**OBJECTIVE**
Write out all of the records precisely. Skip anything that is a picture.

**PROVIDED RECORDS**

######

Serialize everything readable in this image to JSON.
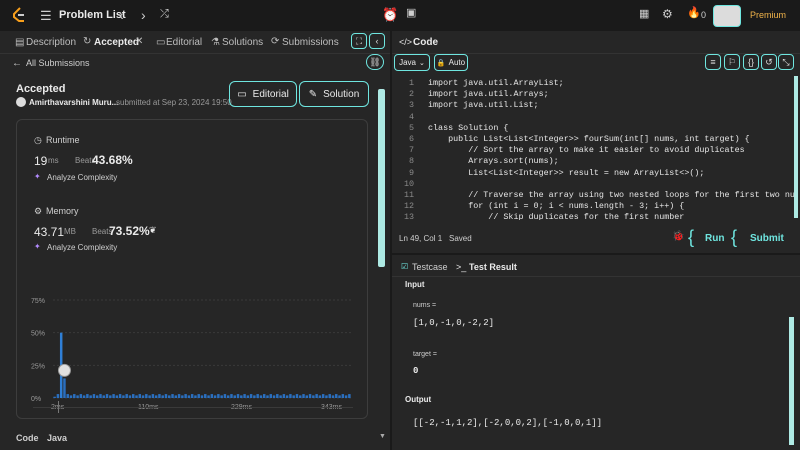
{
  "topbar": {
    "title": "Problem List",
    "fire_count": "0",
    "premium": "Premium"
  },
  "left_tabs": [
    "Description",
    "Accepted",
    "Editorial",
    "Solutions",
    "Submissions"
  ],
  "all_submissions": "All Submissions",
  "submission": {
    "status": "Accepted",
    "user": "Amirthavarshini Muru...",
    "submitted_at": "submitted at Sep 23, 2024 19:50",
    "editorial_btn": "Editorial",
    "solution_btn": "Solution"
  },
  "runtime": {
    "label": "Runtime",
    "value": "19",
    "unit": "ms",
    "beats_label": "Beats",
    "beats": "43.68%",
    "analyze": "Analyze Complexity"
  },
  "memory": {
    "label": "Memory",
    "value": "43.71",
    "unit": "MB",
    "beats_label": "Beats",
    "beats": "73.52%",
    "analyze": "Analyze Complexity"
  },
  "chart_data": {
    "type": "bar",
    "yticks": [
      "75%",
      "50%",
      "25%",
      "0%"
    ],
    "xticks": [
      "2ms",
      "110ms",
      "229ms",
      "343ms"
    ],
    "ylim": [
      0,
      75
    ],
    "values": [
      1,
      3,
      50,
      15,
      3,
      2,
      3,
      2,
      3,
      2,
      3,
      2,
      3,
      2,
      3,
      2,
      3,
      2,
      3,
      2,
      3,
      2,
      3,
      2,
      3,
      2,
      3,
      2,
      3,
      2,
      3,
      2,
      3,
      2,
      3,
      2,
      3,
      2,
      3,
      2,
      3,
      2,
      3,
      2,
      3,
      2,
      3,
      2,
      3,
      2,
      3,
      2,
      3,
      2,
      3,
      2,
      3,
      2,
      3,
      2,
      3,
      2,
      3,
      2,
      3,
      2,
      3,
      2,
      3,
      2,
      3,
      2,
      3,
      2,
      3,
      2,
      3,
      2,
      3,
      2,
      3,
      2,
      3,
      2,
      3,
      2,
      3,
      2,
      3,
      2,
      3
    ]
  },
  "code_footer": {
    "label": "Code",
    "lang": "Java"
  },
  "code_panel": {
    "title": "Code",
    "lang": "Java",
    "auto": "Auto",
    "status": "Ln 49, Col 1",
    "saved": "Saved",
    "run": "Run",
    "submit": "Submit"
  },
  "code_lines": [
    {
      "n": "1",
      "t": "import java.util.ArrayList;"
    },
    {
      "n": "2",
      "t": "import java.util.Arrays;"
    },
    {
      "n": "3",
      "t": "import java.util.List;"
    },
    {
      "n": "4",
      "t": ""
    },
    {
      "n": "5",
      "t": "class Solution {"
    },
    {
      "n": "6",
      "t": "    public List<List<Integer>> fourSum(int[] nums, int target) {"
    },
    {
      "n": "7",
      "t": "        // Sort the array to make it easier to avoid duplicates"
    },
    {
      "n": "8",
      "t": "        Arrays.sort(nums);"
    },
    {
      "n": "9",
      "t": "        List<List<Integer>> result = new ArrayList<>();"
    },
    {
      "n": "10",
      "t": ""
    },
    {
      "n": "11",
      "t": "        // Traverse the array using two nested loops for the first two numbers"
    },
    {
      "n": "12",
      "t": "        for (int i = 0; i < nums.length - 3; i++) {"
    },
    {
      "n": "13",
      "t": "            // Skip duplicates for the first number"
    }
  ],
  "testcase": {
    "tab1": "Testcase",
    "tab2": "Test Result",
    "input_label": "Input",
    "nums_label": "nums =",
    "nums_value": "[1,0,-1,0,-2,2]",
    "target_label": "target =",
    "target_value": "0",
    "output_label": "Output",
    "output_value": "[[-2,-1,1,2],[-2,0,0,2],[-1,0,0,1]]"
  }
}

######

**TASK ANSWER**
Serialize everything readable in this image to JSON.
{
  "topbar": {
    "title": "Problem List",
    "fire_count": "0",
    "premium": "Premium"
  },
  "left_tabs": [
    "Description",
    "Accepted",
    "Editorial",
    "Solutions",
    "Submissions"
  ],
  "all_submissions": "All Submissions",
  "submission": {
    "status": "Accepted",
    "user": "Amirthavarshini Muru...",
    "submitted_at": "submitted at Sep 23, 2024 19:50",
    "editorial_btn": "Editorial",
    "solution_btn": "Solution"
  },
  "runtime": {
    "label": "Runtime",
    "value": "19",
    "unit": "ms",
    "beats_label": "Beats",
    "beats": "43.68%",
    "analyze": "Analyze Complexity"
  },
  "memory": {
    "label": "Memory",
    "value": "43.71",
    "unit": "MB",
    "beats_label": "Beats",
    "beats": "73.52%",
    "analyze": "Analyze Complexity"
  },
  "chart_data": {
    "type": "bar",
    "yticks": [
      "75%",
      "50%",
      "25%",
      "0%"
    ],
    "xticks": [
      "2ms",
      "110ms",
      "229ms",
      "343ms"
    ],
    "ylim": [
      0,
      75
    ],
    "values": [
      1,
      3,
      50,
      15,
      3,
      2,
      3,
      2,
      3,
      2,
      3,
      2,
      3,
      2,
      3,
      2,
      3,
      2,
      3,
      2,
      3,
      2,
      3,
      2,
      3,
      2,
      3,
      2,
      3,
      2,
      3,
      2,
      3,
      2,
      3,
      2,
      3,
      2,
      3,
      2,
      3,
      2,
      3,
      2,
      3,
      2,
      3,
      2,
      3,
      2,
      3,
      2,
      3,
      2,
      3,
      2,
      3,
      2,
      3,
      2,
      3,
      2,
      3,
      2,
      3,
      2,
      3,
      2,
      3,
      2,
      3,
      2,
      3,
      2,
      3,
      2,
      3,
      2,
      3,
      2,
      3,
      2,
      3,
      2,
      3,
      2,
      3,
      2,
      3,
      2,
      3
    ]
  },
  "code_footer": {
    "label": "Code",
    "lang": "Java"
  },
  "code_panel": {
    "title": "Code",
    "lang": "Java",
    "auto": "Auto",
    "status": "Ln 49, Col 1",
    "saved": "Saved",
    "run": "Run",
    "submit": "Submit"
  },
  "code_lines": [
    {
      "n": "1",
      "t": "import java.util.ArrayList;"
    },
    {
      "n": "2",
      "t": "import java.util.Arrays;"
    },
    {
      "n": "3",
      "t": "import java.util.List;"
    },
    {
      "n": "4",
      "t": ""
    },
    {
      "n": "5",
      "t": "class Solution {"
    },
    {
      "n": "6",
      "t": "    public List<List<Integer>> fourSum(int[] nums, int target) {"
    },
    {
      "n": "7",
      "t": "        // Sort the array to make it easier to avoid duplicates"
    },
    {
      "n": "8",
      "t": "        Arrays.sort(nums);"
    },
    {
      "n": "9",
      "t": "        List<List<Integer>> result = new ArrayList<>();"
    },
    {
      "n": "10",
      "t": ""
    },
    {
      "n": "11",
      "t": "        // Traverse the array using two nested loops for the first two numbers"
    },
    {
      "n": "12",
      "t": "        for (int i = 0; i < nums.length - 3; i++) {"
    },
    {
      "n": "13",
      "t": "            // Skip duplicates for the first number"
    }
  ],
  "testcase": {
    "tab1": "Testcase",
    "tab2": "Test Result",
    "input_label": "Input",
    "nums_label": "nums =",
    "nums_value": "[1,0,-1,0,-2,2]",
    "target_label": "target =",
    "target_value": "0",
    "output_label": "Output",
    "output_value": "[[-2,-1,1,2],[-2,0,0,2],[-1,0,0,1]]"
  }
}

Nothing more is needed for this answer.